*** PROVIDED RECORDS ***

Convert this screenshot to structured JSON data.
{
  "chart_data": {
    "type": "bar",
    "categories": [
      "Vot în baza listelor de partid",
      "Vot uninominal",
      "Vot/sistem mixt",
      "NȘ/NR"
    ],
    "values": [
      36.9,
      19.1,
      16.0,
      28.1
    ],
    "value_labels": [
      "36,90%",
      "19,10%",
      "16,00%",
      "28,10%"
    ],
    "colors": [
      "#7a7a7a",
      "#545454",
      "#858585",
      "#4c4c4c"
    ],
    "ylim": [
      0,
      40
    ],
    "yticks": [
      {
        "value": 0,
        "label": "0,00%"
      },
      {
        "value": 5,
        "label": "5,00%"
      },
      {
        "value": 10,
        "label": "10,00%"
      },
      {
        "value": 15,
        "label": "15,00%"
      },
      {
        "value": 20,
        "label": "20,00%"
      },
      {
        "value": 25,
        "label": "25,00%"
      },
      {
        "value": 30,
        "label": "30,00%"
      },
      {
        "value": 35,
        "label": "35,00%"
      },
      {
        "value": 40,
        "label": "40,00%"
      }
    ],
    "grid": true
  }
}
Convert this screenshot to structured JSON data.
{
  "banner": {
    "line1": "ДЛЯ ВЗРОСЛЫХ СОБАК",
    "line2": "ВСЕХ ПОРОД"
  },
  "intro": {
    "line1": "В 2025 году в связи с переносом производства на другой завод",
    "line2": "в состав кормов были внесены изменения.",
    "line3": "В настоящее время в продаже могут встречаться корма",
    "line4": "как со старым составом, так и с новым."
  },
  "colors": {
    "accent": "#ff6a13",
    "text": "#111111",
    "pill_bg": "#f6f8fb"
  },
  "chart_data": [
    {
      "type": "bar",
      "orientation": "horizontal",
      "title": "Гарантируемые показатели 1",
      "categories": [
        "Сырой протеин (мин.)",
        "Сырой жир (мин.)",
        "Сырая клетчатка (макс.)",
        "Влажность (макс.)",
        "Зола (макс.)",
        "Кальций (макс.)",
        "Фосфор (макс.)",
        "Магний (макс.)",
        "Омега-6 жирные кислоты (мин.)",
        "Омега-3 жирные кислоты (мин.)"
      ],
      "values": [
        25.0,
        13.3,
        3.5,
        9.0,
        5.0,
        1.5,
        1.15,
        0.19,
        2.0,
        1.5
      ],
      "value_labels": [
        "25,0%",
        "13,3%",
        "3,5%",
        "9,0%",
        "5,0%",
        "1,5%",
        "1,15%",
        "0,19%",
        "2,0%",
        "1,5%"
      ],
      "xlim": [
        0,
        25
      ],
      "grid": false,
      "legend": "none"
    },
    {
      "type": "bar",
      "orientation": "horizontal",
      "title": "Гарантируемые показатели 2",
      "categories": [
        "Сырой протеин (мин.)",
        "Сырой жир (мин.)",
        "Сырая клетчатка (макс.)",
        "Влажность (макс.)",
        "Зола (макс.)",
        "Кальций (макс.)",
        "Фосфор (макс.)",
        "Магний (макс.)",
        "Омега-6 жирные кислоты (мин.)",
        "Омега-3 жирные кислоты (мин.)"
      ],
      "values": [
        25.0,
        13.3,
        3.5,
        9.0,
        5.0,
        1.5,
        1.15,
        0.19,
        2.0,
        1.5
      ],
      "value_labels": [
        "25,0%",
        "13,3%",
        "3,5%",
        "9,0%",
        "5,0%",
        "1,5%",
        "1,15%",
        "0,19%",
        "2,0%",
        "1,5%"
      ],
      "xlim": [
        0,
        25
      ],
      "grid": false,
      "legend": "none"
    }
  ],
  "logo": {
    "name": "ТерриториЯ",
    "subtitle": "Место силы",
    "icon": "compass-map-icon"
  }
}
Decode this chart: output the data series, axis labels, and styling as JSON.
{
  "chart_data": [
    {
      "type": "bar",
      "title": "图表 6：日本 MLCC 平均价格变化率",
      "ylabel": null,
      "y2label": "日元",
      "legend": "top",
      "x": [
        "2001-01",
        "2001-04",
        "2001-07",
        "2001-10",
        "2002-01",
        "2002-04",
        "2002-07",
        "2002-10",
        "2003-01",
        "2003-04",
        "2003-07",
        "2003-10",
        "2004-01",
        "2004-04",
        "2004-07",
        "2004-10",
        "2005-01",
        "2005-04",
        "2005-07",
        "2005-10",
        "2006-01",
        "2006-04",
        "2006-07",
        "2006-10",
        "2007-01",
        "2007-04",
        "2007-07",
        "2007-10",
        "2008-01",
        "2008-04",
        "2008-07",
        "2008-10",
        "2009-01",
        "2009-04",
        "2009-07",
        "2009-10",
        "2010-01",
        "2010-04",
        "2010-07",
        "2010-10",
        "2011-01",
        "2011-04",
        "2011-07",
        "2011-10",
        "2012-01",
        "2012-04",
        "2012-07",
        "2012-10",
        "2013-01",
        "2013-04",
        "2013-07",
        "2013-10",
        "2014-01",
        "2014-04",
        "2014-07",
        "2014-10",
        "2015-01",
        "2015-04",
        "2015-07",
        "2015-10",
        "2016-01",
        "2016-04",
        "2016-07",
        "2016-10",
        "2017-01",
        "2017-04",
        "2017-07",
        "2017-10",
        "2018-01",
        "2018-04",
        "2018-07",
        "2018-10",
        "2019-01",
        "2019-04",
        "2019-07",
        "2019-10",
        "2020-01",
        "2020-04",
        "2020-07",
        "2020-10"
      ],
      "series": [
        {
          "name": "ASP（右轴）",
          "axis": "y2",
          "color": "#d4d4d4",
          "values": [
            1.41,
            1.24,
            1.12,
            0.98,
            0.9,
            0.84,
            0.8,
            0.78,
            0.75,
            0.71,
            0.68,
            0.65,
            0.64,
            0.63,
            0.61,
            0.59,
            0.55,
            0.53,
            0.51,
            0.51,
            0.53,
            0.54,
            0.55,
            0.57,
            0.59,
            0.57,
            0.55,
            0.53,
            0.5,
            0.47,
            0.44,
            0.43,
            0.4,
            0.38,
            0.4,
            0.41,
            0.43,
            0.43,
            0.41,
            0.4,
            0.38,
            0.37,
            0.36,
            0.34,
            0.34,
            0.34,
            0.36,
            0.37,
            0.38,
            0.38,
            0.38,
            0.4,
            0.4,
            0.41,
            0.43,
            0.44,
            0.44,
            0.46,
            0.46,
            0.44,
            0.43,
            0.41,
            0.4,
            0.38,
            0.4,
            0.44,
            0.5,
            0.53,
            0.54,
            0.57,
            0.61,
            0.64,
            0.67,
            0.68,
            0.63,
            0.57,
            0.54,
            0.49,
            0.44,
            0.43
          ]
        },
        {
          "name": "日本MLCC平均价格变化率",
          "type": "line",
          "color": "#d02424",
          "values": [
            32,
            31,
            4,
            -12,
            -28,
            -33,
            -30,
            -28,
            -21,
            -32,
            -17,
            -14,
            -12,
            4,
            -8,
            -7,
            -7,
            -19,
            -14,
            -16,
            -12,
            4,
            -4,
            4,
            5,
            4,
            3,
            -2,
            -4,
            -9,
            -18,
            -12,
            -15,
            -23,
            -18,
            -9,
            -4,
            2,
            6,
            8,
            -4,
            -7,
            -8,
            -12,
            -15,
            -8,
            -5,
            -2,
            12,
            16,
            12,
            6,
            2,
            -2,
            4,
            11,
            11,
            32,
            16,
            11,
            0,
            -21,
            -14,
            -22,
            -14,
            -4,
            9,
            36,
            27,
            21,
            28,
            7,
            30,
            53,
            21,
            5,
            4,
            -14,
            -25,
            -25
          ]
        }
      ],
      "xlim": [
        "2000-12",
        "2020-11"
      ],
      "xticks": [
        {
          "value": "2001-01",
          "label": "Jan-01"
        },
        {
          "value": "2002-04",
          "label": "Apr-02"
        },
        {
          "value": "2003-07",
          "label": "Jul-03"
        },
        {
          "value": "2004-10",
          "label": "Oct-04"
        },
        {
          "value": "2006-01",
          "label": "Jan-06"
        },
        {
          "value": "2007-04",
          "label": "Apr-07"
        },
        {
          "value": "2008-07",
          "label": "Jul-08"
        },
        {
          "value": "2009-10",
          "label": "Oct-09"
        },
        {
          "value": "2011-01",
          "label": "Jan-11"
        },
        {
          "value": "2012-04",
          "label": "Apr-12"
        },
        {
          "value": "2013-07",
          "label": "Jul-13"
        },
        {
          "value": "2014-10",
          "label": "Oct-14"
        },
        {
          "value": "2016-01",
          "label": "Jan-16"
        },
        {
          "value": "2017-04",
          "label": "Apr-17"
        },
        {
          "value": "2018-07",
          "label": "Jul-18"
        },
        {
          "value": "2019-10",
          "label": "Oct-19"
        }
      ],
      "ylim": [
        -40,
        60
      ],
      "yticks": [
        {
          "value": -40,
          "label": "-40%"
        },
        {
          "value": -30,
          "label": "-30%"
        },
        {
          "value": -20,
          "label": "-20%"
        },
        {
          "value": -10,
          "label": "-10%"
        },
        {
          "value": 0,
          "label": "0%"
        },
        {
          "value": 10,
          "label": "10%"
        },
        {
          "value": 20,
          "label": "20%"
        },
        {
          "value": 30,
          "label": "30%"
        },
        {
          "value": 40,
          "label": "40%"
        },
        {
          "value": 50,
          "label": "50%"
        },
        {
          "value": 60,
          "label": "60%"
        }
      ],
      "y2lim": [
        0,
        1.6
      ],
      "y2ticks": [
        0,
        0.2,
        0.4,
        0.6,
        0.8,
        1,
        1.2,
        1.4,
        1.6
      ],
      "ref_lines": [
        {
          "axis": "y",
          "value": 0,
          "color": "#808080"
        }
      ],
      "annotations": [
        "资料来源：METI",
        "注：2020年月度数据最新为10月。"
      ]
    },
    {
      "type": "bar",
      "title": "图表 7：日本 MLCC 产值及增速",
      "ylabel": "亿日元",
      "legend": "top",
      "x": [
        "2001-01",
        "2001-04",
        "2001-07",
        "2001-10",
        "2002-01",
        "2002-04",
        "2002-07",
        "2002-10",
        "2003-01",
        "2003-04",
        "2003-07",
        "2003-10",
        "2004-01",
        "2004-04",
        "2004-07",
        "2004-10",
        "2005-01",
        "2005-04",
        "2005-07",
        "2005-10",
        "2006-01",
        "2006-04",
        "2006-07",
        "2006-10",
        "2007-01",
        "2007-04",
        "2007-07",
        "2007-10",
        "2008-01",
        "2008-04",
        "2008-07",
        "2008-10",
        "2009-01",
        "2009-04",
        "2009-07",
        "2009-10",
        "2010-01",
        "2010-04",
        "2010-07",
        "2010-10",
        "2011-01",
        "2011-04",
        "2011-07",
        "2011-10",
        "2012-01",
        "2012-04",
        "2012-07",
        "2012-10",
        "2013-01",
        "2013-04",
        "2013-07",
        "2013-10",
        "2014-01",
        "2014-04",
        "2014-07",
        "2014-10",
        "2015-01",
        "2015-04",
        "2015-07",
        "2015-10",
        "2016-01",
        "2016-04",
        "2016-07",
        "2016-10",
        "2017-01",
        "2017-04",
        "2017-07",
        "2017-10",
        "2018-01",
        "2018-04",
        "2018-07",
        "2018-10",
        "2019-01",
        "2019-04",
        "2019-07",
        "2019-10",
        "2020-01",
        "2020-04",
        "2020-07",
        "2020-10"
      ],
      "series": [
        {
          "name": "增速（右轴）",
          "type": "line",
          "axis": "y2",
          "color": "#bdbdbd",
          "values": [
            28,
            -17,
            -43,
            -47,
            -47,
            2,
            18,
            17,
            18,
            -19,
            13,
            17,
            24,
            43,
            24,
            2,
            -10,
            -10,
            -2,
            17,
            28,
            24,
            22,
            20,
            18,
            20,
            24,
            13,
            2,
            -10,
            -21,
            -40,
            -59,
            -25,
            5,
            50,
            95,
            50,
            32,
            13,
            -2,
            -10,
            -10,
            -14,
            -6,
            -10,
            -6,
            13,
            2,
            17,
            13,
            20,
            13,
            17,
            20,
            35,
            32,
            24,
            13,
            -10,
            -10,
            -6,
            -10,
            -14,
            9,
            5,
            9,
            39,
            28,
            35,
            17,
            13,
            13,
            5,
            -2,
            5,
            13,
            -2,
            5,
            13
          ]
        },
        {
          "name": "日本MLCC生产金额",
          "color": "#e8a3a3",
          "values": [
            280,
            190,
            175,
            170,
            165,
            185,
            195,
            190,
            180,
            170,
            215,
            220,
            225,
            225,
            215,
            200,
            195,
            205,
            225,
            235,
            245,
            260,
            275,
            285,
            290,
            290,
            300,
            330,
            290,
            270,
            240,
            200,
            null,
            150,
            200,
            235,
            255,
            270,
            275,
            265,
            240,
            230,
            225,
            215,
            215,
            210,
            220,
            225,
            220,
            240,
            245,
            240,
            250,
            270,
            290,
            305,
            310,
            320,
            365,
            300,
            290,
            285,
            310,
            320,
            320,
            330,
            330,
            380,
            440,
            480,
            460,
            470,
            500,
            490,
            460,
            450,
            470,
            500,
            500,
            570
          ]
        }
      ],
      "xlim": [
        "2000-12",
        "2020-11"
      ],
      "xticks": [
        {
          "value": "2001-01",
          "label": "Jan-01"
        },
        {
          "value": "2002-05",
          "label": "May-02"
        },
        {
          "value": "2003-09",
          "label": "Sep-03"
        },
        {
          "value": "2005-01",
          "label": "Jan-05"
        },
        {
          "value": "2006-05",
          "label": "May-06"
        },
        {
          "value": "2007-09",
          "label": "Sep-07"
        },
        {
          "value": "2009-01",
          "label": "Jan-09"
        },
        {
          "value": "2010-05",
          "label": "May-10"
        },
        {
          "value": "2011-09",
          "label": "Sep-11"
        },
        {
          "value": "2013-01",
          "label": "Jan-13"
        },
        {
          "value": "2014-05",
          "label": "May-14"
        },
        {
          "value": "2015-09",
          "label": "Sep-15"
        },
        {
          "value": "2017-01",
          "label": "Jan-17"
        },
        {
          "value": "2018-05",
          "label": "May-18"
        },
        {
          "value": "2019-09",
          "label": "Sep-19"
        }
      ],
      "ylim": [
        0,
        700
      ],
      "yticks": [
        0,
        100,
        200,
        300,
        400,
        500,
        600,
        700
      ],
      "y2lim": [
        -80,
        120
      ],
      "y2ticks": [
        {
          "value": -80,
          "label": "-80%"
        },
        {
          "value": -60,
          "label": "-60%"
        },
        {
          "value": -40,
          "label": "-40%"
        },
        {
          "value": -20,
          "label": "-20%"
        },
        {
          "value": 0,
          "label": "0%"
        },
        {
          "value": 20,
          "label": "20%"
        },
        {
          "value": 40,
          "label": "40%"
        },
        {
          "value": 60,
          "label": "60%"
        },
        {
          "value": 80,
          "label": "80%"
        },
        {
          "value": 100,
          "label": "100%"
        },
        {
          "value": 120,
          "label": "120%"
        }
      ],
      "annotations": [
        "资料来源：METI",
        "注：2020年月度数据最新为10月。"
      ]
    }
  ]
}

***

:: PROBLEM ::
In the material above, find each line that contains the word "axis", and select it.

:: TASK SOLUTION ::
Decode this chart: output the data series, axis labels, and styling as JSON.
          "axis": "y2",
          "axis": "y",
          "axis": "y2",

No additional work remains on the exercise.